Leave out the pictures and transcribe everything else exactly.

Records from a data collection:
━━━

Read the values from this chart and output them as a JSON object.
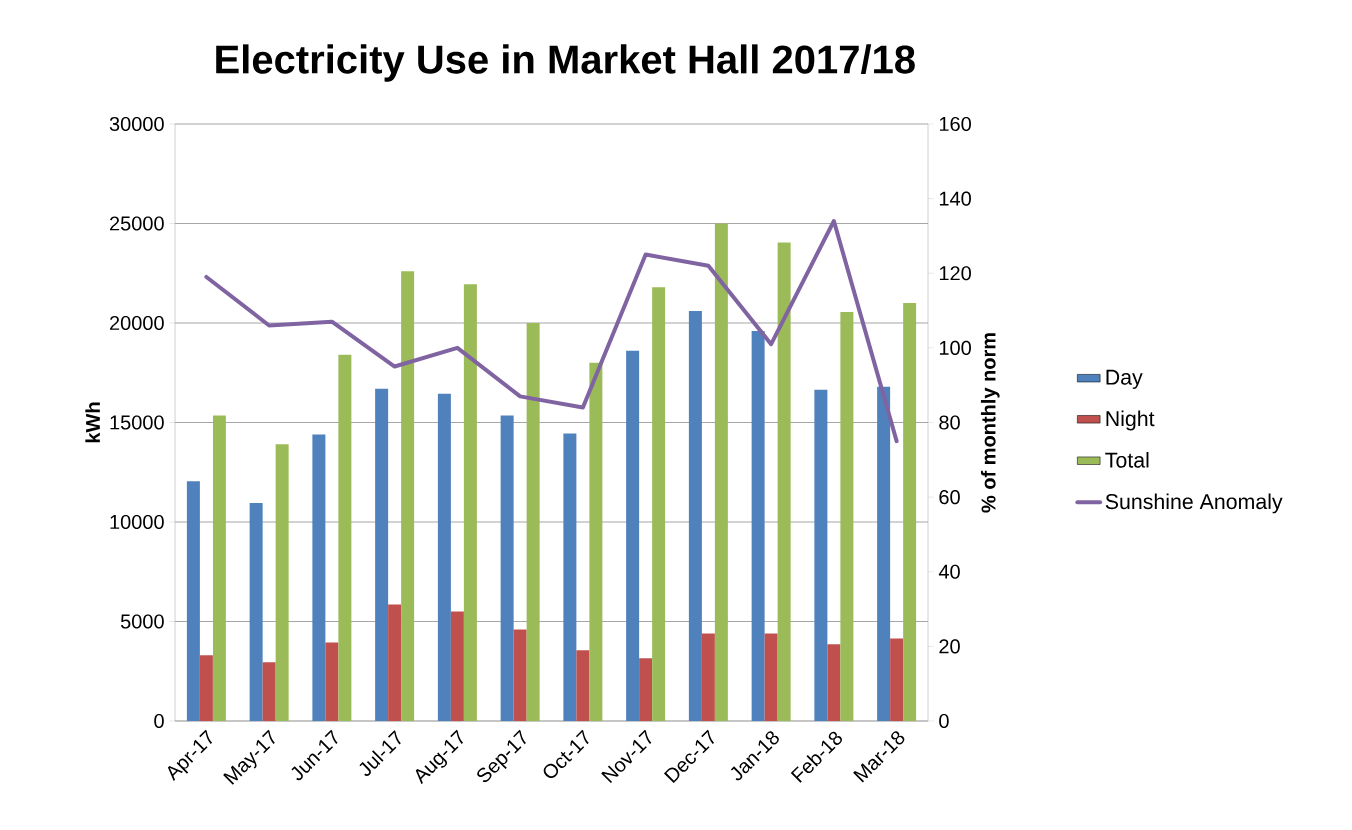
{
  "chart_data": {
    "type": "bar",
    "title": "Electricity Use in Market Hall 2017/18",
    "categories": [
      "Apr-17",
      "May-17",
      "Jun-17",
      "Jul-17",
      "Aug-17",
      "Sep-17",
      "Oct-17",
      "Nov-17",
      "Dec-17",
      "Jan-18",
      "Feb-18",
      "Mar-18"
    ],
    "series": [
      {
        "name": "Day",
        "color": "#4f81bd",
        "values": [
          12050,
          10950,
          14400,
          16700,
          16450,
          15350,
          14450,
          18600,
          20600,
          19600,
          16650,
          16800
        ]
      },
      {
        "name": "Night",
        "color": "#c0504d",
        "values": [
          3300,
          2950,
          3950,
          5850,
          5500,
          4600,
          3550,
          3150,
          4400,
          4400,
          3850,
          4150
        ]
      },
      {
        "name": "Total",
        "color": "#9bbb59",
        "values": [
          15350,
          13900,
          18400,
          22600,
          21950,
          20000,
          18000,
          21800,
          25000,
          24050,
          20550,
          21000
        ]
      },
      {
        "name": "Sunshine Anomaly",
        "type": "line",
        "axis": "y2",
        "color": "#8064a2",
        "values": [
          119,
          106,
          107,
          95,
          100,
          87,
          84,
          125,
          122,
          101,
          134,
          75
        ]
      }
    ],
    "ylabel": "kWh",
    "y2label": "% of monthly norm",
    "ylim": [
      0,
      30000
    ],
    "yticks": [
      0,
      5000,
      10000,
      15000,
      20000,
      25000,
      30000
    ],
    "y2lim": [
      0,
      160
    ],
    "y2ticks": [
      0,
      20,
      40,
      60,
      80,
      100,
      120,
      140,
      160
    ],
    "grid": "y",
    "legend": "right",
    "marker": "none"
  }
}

━━━

**WORKED SOLUTION:**
Read the values from this chart and output them as a JSON object.
{
  "chart_data": {
    "type": "bar",
    "title": "Electricity Use in Market Hall 2017/18",
    "categories": [
      "Apr-17",
      "May-17",
      "Jun-17",
      "Jul-17",
      "Aug-17",
      "Sep-17",
      "Oct-17",
      "Nov-17",
      "Dec-17",
      "Jan-18",
      "Feb-18",
      "Mar-18"
    ],
    "series": [
      {
        "name": "Day",
        "color": "#4f81bd",
        "values": [
          12050,
          10950,
          14400,
          16700,
          16450,
          15350,
          14450,
          18600,
          20600,
          19600,
          16650,
          16800
        ]
      },
      {
        "name": "Night",
        "color": "#c0504d",
        "values": [
          3300,
          2950,
          3950,
          5850,
          5500,
          4600,
          3550,
          3150,
          4400,
          4400,
          3850,
          4150
        ]
      },
      {
        "name": "Total",
        "color": "#9bbb59",
        "values": [
          15350,
          13900,
          18400,
          22600,
          21950,
          20000,
          18000,
          21800,
          25000,
          24050,
          20550,
          21000
        ]
      },
      {
        "name": "Sunshine Anomaly",
        "type": "line",
        "axis": "y2",
        "color": "#8064a2",
        "values": [
          119,
          106,
          107,
          95,
          100,
          87,
          84,
          125,
          122,
          101,
          134,
          75
        ]
      }
    ],
    "ylabel": "kWh",
    "y2label": "% of monthly norm",
    "ylim": [
      0,
      30000
    ],
    "yticks": [
      0,
      5000,
      10000,
      15000,
      20000,
      25000,
      30000
    ],
    "y2lim": [
      0,
      160
    ],
    "y2ticks": [
      0,
      20,
      40,
      60,
      80,
      100,
      120,
      140,
      160
    ],
    "grid": "y",
    "legend": "right",
    "marker": "none"
  }
}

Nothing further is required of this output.